[Exercise instructions]: Leave the pictures out and transcribe every record exactly.

══ Records shown ══

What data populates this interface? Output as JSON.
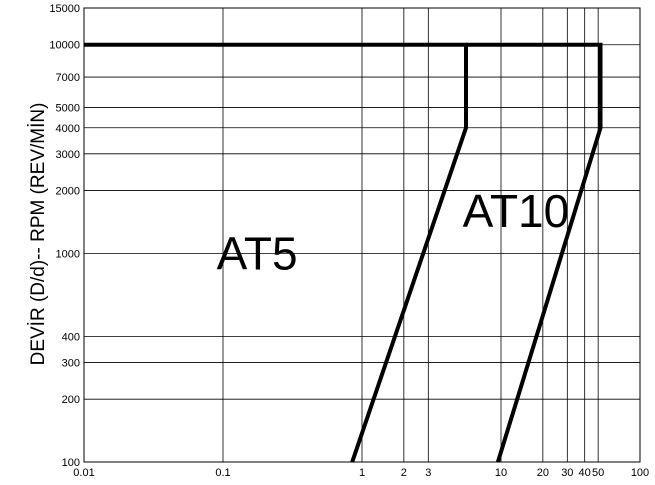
{
  "chart_data": {
    "type": "line",
    "title": "",
    "xlabel": "",
    "ylabel": "DEVİR (D/d)-- RPM (REV/MİN)",
    "x_scale": "log",
    "y_scale": "log",
    "xlim": [
      0.01,
      100
    ],
    "ylim": [
      100,
      15000
    ],
    "x_ticks": [
      0.01,
      0.1,
      1,
      2,
      3,
      10,
      20,
      30,
      40,
      50,
      100
    ],
    "x_tick_labels": [
      "0.01",
      "0.1",
      "1",
      "2",
      "3",
      "10",
      "20",
      "30",
      "40",
      "50",
      "100"
    ],
    "y_ticks": [
      100,
      200,
      300,
      400,
      1000,
      2000,
      3000,
      4000,
      5000,
      7000,
      10000,
      15000
    ],
    "y_tick_labels": [
      "100",
      "200",
      "300",
      "400",
      "1000",
      "2000",
      "3000",
      "4000",
      "5000",
      "7000",
      "10000",
      "15000"
    ],
    "grid": true,
    "legend": "none",
    "series": [
      {
        "name": "AT5",
        "x": [
          0.01,
          5.6,
          5.6,
          0.85
        ],
        "y": [
          10000,
          10000,
          4000,
          100
        ]
      },
      {
        "name": "AT10",
        "x": [
          5.6,
          52,
          52,
          9.5
        ],
        "y": [
          10000,
          10000,
          4000,
          100
        ]
      }
    ],
    "annotations": [
      {
        "text": "AT5",
        "x": 0.09,
        "y": 1000
      },
      {
        "text": "AT10",
        "x": 5.3,
        "y": 1600
      }
    ]
  }
}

═══

[Result below]:
What data populates this interface? Output as JSON.
{
  "chart_data": {
    "type": "line",
    "title": "",
    "xlabel": "",
    "ylabel": "DEVİR (D/d)-- RPM (REV/MİN)",
    "x_scale": "log",
    "y_scale": "log",
    "xlim": [
      0.01,
      100
    ],
    "ylim": [
      100,
      15000
    ],
    "x_ticks": [
      0.01,
      0.1,
      1,
      2,
      3,
      10,
      20,
      30,
      40,
      50,
      100
    ],
    "x_tick_labels": [
      "0.01",
      "0.1",
      "1",
      "2",
      "3",
      "10",
      "20",
      "30",
      "40",
      "50",
      "100"
    ],
    "y_ticks": [
      100,
      200,
      300,
      400,
      1000,
      2000,
      3000,
      4000,
      5000,
      7000,
      10000,
      15000
    ],
    "y_tick_labels": [
      "100",
      "200",
      "300",
      "400",
      "1000",
      "2000",
      "3000",
      "4000",
      "5000",
      "7000",
      "10000",
      "15000"
    ],
    "grid": true,
    "legend": "none",
    "series": [
      {
        "name": "AT5",
        "x": [
          0.01,
          5.6,
          5.6,
          0.85
        ],
        "y": [
          10000,
          10000,
          4000,
          100
        ]
      },
      {
        "name": "AT10",
        "x": [
          5.6,
          52,
          52,
          9.5
        ],
        "y": [
          10000,
          10000,
          4000,
          100
        ]
      }
    ],
    "annotations": [
      {
        "text": "AT5",
        "x": 0.09,
        "y": 1000
      },
      {
        "text": "AT10",
        "x": 5.3,
        "y": 1600
      }
    ]
  }
}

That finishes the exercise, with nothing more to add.